Task input ::
Begin

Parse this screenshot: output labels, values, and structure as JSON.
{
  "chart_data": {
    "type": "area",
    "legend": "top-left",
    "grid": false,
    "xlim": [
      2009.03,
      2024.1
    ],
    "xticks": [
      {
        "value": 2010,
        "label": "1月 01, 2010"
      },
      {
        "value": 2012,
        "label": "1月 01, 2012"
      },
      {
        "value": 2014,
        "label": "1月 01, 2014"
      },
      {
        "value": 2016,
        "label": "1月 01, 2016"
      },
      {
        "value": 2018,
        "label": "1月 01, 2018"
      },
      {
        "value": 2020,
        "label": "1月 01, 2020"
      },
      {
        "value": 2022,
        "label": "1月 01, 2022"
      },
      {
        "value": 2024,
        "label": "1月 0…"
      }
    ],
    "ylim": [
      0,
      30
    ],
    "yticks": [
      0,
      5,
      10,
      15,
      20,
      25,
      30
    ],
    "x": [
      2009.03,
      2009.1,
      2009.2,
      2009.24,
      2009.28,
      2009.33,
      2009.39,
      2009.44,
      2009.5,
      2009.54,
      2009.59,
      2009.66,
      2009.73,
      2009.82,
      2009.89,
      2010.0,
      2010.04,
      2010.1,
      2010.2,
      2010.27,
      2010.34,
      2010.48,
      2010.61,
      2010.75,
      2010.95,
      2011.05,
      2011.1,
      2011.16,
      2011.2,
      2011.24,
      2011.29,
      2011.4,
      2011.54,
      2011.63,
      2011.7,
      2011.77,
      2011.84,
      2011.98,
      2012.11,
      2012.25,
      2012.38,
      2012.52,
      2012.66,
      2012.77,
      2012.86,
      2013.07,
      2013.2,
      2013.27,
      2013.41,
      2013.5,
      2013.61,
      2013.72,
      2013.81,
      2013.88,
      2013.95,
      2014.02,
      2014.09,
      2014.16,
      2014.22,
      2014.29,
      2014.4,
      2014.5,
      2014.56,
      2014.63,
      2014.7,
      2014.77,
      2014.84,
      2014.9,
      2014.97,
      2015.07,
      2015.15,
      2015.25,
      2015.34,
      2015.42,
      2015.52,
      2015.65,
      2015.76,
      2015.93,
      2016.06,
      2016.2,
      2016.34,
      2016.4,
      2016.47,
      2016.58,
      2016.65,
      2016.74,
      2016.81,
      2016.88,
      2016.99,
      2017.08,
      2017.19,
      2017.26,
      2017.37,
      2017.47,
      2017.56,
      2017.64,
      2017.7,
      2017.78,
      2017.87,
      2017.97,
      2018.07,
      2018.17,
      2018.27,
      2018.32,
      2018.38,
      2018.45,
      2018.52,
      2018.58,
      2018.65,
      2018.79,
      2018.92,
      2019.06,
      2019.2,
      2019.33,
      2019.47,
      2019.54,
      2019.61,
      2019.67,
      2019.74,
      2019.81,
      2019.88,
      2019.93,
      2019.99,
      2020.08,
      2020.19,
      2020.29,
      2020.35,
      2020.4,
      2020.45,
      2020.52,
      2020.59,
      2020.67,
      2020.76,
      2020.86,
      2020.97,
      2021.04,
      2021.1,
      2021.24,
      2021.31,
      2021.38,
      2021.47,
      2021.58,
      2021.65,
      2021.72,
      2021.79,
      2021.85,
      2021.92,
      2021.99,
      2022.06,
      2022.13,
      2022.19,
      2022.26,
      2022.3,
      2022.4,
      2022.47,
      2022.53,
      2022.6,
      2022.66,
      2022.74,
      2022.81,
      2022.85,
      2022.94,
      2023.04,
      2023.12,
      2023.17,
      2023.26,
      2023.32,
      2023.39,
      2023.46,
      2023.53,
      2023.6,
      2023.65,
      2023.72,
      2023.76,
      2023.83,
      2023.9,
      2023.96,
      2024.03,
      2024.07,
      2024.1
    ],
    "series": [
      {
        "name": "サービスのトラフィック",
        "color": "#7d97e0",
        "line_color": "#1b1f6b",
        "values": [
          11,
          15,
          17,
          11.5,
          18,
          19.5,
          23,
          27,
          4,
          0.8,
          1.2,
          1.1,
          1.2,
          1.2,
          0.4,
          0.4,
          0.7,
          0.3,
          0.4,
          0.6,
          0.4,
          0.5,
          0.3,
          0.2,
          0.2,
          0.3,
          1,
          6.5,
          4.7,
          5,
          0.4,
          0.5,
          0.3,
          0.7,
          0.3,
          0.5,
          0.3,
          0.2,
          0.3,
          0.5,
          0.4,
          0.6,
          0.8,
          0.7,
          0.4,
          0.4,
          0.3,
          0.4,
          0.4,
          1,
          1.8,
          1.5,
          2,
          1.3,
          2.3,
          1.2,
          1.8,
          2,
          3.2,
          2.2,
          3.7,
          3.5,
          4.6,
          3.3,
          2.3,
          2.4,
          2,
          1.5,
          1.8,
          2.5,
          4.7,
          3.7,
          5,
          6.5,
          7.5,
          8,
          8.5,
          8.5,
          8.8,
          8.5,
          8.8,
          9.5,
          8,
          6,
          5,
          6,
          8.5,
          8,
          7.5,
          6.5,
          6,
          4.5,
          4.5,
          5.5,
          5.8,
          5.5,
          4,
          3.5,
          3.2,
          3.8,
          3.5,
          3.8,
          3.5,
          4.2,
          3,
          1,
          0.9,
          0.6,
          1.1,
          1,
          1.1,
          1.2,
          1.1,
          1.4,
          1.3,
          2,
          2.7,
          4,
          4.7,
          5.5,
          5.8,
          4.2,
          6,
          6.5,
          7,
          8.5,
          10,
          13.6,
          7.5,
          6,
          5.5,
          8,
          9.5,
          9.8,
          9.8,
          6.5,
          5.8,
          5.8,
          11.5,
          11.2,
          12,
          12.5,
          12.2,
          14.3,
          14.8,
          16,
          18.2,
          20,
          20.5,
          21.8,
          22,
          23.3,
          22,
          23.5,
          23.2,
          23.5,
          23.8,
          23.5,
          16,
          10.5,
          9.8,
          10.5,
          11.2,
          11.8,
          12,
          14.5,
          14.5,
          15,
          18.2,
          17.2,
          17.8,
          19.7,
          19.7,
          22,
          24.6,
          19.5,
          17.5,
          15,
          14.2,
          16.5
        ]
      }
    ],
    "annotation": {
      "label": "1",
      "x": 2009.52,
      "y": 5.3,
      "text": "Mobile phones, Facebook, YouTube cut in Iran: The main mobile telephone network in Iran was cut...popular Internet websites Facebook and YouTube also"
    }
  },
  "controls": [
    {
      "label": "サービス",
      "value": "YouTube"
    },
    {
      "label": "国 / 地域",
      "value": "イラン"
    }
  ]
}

End

Goal of the exercise :: Write the data back out verbatim.

Task result ::
Parse this screenshot: output labels, values, and structure as JSON.
{
  "chart_data": {
    "type": "area",
    "legend": "top-left",
    "grid": false,
    "xlim": [
      2009.03,
      2024.1
    ],
    "xticks": [
      {
        "value": 2010,
        "label": "1月 01, 2010"
      },
      {
        "value": 2012,
        "label": "1月 01, 2012"
      },
      {
        "value": 2014,
        "label": "1月 01, 2014"
      },
      {
        "value": 2016,
        "label": "1月 01, 2016"
      },
      {
        "value": 2018,
        "label": "1月 01, 2018"
      },
      {
        "value": 2020,
        "label": "1月 01, 2020"
      },
      {
        "value": 2022,
        "label": "1月 01, 2022"
      },
      {
        "value": 2024,
        "label": "1月 0…"
      }
    ],
    "ylim": [
      0,
      30
    ],
    "yticks": [
      0,
      5,
      10,
      15,
      20,
      25,
      30
    ],
    "x": [
      2009.03,
      2009.1,
      2009.2,
      2009.24,
      2009.28,
      2009.33,
      2009.39,
      2009.44,
      2009.5,
      2009.54,
      2009.59,
      2009.66,
      2009.73,
      2009.82,
      2009.89,
      2010.0,
      2010.04,
      2010.1,
      2010.2,
      2010.27,
      2010.34,
      2010.48,
      2010.61,
      2010.75,
      2010.95,
      2011.05,
      2011.1,
      2011.16,
      2011.2,
      2011.24,
      2011.29,
      2011.4,
      2011.54,
      2011.63,
      2011.7,
      2011.77,
      2011.84,
      2011.98,
      2012.11,
      2012.25,
      2012.38,
      2012.52,
      2012.66,
      2012.77,
      2012.86,
      2013.07,
      2013.2,
      2013.27,
      2013.41,
      2013.5,
      2013.61,
      2013.72,
      2013.81,
      2013.88,
      2013.95,
      2014.02,
      2014.09,
      2014.16,
      2014.22,
      2014.29,
      2014.4,
      2014.5,
      2014.56,
      2014.63,
      2014.7,
      2014.77,
      2014.84,
      2014.9,
      2014.97,
      2015.07,
      2015.15,
      2015.25,
      2015.34,
      2015.42,
      2015.52,
      2015.65,
      2015.76,
      2015.93,
      2016.06,
      2016.2,
      2016.34,
      2016.4,
      2016.47,
      2016.58,
      2016.65,
      2016.74,
      2016.81,
      2016.88,
      2016.99,
      2017.08,
      2017.19,
      2017.26,
      2017.37,
      2017.47,
      2017.56,
      2017.64,
      2017.7,
      2017.78,
      2017.87,
      2017.97,
      2018.07,
      2018.17,
      2018.27,
      2018.32,
      2018.38,
      2018.45,
      2018.52,
      2018.58,
      2018.65,
      2018.79,
      2018.92,
      2019.06,
      2019.2,
      2019.33,
      2019.47,
      2019.54,
      2019.61,
      2019.67,
      2019.74,
      2019.81,
      2019.88,
      2019.93,
      2019.99,
      2020.08,
      2020.19,
      2020.29,
      2020.35,
      2020.4,
      2020.45,
      2020.52,
      2020.59,
      2020.67,
      2020.76,
      2020.86,
      2020.97,
      2021.04,
      2021.1,
      2021.24,
      2021.31,
      2021.38,
      2021.47,
      2021.58,
      2021.65,
      2021.72,
      2021.79,
      2021.85,
      2021.92,
      2021.99,
      2022.06,
      2022.13,
      2022.19,
      2022.26,
      2022.3,
      2022.4,
      2022.47,
      2022.53,
      2022.6,
      2022.66,
      2022.74,
      2022.81,
      2022.85,
      2022.94,
      2023.04,
      2023.12,
      2023.17,
      2023.26,
      2023.32,
      2023.39,
      2023.46,
      2023.53,
      2023.6,
      2023.65,
      2023.72,
      2023.76,
      2023.83,
      2023.9,
      2023.96,
      2024.03,
      2024.07,
      2024.1
    ],
    "series": [
      {
        "name": "サービスのトラフィック",
        "color": "#7d97e0",
        "line_color": "#1b1f6b",
        "values": [
          11,
          15,
          17,
          11.5,
          18,
          19.5,
          23,
          27,
          4,
          0.8,
          1.2,
          1.1,
          1.2,
          1.2,
          0.4,
          0.4,
          0.7,
          0.3,
          0.4,
          0.6,
          0.4,
          0.5,
          0.3,
          0.2,
          0.2,
          0.3,
          1,
          6.5,
          4.7,
          5,
          0.4,
          0.5,
          0.3,
          0.7,
          0.3,
          0.5,
          0.3,
          0.2,
          0.3,
          0.5,
          0.4,
          0.6,
          0.8,
          0.7,
          0.4,
          0.4,
          0.3,
          0.4,
          0.4,
          1,
          1.8,
          1.5,
          2,
          1.3,
          2.3,
          1.2,
          1.8,
          2,
          3.2,
          2.2,
          3.7,
          3.5,
          4.6,
          3.3,
          2.3,
          2.4,
          2,
          1.5,
          1.8,
          2.5,
          4.7,
          3.7,
          5,
          6.5,
          7.5,
          8,
          8.5,
          8.5,
          8.8,
          8.5,
          8.8,
          9.5,
          8,
          6,
          5,
          6,
          8.5,
          8,
          7.5,
          6.5,
          6,
          4.5,
          4.5,
          5.5,
          5.8,
          5.5,
          4,
          3.5,
          3.2,
          3.8,
          3.5,
          3.8,
          3.5,
          4.2,
          3,
          1,
          0.9,
          0.6,
          1.1,
          1,
          1.1,
          1.2,
          1.1,
          1.4,
          1.3,
          2,
          2.7,
          4,
          4.7,
          5.5,
          5.8,
          4.2,
          6,
          6.5,
          7,
          8.5,
          10,
          13.6,
          7.5,
          6,
          5.5,
          8,
          9.5,
          9.8,
          9.8,
          6.5,
          5.8,
          5.8,
          11.5,
          11.2,
          12,
          12.5,
          12.2,
          14.3,
          14.8,
          16,
          18.2,
          20,
          20.5,
          21.8,
          22,
          23.3,
          22,
          23.5,
          23.2,
          23.5,
          23.8,
          23.5,
          16,
          10.5,
          9.8,
          10.5,
          11.2,
          11.8,
          12,
          14.5,
          14.5,
          15,
          18.2,
          17.2,
          17.8,
          19.7,
          19.7,
          22,
          24.6,
          19.5,
          17.5,
          15,
          14.2,
          16.5
        ]
      }
    ],
    "annotation": {
      "label": "1",
      "x": 2009.52,
      "y": 5.3,
      "text": "Mobile phones, Facebook, YouTube cut in Iran: The main mobile telephone network in Iran was cut...popular Internet websites Facebook and YouTube also"
    }
  },
  "controls": [
    {
      "label": "サービス",
      "value": "YouTube"
    },
    {
      "label": "国 / 地域",
      "value": "イラン"
    }
  ]
}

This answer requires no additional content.